## PROBLEM DETAILS
From the entries below, gather each line containing the word "education".
· · ·
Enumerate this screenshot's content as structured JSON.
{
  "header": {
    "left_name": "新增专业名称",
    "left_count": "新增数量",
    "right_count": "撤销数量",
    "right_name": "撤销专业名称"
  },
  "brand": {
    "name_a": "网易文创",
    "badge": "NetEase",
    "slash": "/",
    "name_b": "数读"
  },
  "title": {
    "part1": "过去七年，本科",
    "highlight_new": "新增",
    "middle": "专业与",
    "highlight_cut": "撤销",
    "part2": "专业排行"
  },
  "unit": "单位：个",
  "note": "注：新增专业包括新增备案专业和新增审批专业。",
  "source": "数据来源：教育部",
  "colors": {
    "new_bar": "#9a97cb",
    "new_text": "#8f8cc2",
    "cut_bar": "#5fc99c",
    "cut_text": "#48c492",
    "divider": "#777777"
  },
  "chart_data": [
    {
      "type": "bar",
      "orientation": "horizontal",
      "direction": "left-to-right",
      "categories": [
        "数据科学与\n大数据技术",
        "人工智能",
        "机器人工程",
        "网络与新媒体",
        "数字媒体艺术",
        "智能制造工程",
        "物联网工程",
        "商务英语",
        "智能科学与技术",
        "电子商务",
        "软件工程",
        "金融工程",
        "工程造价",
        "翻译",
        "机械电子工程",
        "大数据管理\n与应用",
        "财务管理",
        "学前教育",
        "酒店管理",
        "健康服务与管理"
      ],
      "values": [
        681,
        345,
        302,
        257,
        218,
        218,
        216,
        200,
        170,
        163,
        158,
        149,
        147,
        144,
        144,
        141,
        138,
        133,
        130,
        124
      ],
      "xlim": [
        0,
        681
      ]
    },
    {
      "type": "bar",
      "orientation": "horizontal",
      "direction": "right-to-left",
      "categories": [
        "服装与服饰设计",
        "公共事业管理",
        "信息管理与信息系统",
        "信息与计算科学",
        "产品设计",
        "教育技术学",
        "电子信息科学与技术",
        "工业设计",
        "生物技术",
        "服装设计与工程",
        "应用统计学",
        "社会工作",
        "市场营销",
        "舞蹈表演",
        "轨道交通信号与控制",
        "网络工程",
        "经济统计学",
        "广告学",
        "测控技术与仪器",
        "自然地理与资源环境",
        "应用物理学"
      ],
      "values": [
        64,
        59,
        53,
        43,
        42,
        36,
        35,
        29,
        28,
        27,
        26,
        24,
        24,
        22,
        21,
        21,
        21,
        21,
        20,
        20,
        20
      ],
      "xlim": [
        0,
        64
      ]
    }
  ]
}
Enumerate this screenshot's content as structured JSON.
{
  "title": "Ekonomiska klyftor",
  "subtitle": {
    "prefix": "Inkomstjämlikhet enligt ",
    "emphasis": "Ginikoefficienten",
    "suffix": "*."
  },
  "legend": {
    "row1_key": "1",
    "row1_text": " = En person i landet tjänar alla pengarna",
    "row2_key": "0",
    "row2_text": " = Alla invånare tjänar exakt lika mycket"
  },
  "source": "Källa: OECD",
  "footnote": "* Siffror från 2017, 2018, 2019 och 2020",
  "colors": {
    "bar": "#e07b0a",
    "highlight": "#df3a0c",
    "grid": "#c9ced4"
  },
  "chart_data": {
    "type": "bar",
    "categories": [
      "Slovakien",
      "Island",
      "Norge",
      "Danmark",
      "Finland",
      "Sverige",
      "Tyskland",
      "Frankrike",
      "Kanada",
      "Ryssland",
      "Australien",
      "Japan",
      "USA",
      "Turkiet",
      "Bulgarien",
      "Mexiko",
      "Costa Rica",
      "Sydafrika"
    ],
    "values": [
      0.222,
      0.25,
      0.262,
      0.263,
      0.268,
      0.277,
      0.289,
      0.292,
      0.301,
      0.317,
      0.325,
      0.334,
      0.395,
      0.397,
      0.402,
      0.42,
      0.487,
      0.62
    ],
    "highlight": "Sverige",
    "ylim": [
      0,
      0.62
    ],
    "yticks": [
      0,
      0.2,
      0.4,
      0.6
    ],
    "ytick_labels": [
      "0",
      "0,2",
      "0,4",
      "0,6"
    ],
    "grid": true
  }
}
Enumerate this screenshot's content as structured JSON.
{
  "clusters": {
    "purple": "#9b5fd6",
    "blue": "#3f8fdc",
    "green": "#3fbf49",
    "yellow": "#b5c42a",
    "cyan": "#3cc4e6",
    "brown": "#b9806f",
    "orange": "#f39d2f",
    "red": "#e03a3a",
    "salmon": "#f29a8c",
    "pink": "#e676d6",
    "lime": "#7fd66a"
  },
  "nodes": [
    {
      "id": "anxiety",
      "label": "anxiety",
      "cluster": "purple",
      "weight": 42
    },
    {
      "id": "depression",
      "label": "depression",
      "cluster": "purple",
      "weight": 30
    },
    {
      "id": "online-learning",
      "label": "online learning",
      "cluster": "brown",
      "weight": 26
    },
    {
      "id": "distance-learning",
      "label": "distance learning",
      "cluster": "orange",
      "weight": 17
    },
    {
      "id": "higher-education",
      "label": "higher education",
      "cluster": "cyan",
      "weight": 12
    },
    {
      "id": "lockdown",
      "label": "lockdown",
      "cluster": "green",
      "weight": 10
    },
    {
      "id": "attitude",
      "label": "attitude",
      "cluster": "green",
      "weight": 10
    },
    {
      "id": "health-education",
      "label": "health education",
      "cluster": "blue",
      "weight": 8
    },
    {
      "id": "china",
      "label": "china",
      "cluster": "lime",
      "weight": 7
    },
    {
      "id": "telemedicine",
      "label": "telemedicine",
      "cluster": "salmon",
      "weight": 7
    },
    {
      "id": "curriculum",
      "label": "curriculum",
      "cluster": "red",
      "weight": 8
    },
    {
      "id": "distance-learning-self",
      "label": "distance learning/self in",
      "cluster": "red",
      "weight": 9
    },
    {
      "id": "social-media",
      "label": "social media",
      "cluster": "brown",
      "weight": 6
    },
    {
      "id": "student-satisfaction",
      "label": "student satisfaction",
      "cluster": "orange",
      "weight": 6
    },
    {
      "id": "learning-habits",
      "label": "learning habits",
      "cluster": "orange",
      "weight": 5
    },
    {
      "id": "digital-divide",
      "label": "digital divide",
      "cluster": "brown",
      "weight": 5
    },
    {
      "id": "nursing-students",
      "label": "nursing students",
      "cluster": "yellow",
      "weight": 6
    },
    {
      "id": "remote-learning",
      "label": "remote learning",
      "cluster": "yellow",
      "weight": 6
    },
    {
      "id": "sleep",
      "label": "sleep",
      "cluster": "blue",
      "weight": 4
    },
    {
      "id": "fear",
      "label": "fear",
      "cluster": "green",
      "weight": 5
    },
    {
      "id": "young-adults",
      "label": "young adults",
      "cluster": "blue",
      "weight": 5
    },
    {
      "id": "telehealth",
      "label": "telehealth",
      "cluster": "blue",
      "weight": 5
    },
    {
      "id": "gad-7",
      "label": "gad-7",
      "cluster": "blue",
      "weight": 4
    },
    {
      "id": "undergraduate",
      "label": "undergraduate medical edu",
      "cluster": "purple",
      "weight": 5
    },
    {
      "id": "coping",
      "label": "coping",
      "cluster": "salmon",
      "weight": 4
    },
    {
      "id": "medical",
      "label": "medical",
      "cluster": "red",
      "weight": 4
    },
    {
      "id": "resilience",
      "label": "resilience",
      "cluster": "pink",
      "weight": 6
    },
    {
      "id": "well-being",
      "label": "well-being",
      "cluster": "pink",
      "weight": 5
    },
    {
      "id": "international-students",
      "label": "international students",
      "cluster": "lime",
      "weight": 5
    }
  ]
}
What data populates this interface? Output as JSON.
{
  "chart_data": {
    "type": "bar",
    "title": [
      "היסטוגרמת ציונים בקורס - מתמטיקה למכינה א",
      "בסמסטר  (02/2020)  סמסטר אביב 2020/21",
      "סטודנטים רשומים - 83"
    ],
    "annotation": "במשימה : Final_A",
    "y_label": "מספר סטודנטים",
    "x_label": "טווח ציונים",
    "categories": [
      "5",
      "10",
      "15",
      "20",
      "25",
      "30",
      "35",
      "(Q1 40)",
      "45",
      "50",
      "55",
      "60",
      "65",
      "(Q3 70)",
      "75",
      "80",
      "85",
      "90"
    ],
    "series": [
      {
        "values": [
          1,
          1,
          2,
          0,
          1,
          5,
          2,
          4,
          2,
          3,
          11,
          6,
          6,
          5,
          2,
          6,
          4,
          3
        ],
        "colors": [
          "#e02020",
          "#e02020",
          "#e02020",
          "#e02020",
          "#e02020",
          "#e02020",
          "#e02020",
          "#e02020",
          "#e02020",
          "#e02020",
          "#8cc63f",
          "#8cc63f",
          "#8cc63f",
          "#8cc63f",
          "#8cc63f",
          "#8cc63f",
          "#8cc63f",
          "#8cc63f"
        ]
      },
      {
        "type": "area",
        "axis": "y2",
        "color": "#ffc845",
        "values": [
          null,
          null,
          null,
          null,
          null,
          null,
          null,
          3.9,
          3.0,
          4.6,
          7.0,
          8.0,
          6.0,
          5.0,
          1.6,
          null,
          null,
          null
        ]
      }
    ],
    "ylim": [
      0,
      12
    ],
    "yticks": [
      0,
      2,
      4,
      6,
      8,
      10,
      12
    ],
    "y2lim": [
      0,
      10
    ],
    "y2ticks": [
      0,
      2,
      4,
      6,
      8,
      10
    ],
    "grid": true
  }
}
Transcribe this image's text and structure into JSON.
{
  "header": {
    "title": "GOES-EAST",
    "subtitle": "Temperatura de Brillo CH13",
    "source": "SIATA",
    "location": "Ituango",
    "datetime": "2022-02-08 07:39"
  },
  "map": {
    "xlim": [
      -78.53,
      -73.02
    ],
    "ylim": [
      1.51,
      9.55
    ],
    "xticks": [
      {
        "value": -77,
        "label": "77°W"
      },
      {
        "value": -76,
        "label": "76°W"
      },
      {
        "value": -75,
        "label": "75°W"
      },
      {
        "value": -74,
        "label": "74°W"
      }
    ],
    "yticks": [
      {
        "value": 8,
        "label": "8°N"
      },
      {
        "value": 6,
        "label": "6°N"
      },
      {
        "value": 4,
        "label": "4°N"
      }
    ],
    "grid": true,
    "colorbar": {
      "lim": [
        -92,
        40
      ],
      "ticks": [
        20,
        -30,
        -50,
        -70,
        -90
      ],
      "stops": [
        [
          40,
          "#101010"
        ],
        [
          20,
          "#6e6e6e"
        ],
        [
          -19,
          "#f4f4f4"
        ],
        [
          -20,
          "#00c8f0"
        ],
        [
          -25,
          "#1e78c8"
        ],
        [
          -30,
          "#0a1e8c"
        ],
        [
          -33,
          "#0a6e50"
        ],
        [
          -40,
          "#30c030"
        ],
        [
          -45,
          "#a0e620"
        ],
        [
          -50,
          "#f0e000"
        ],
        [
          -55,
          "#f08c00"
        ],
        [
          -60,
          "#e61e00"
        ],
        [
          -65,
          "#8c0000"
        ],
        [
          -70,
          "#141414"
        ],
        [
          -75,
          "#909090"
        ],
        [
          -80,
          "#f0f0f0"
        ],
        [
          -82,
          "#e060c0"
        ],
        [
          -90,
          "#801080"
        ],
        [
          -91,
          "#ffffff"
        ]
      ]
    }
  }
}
· · ·
## COMPLETED TASK
      "id": "higher-education",
      "label": "higher education",
      "id": "health-education",
      "label": "health education",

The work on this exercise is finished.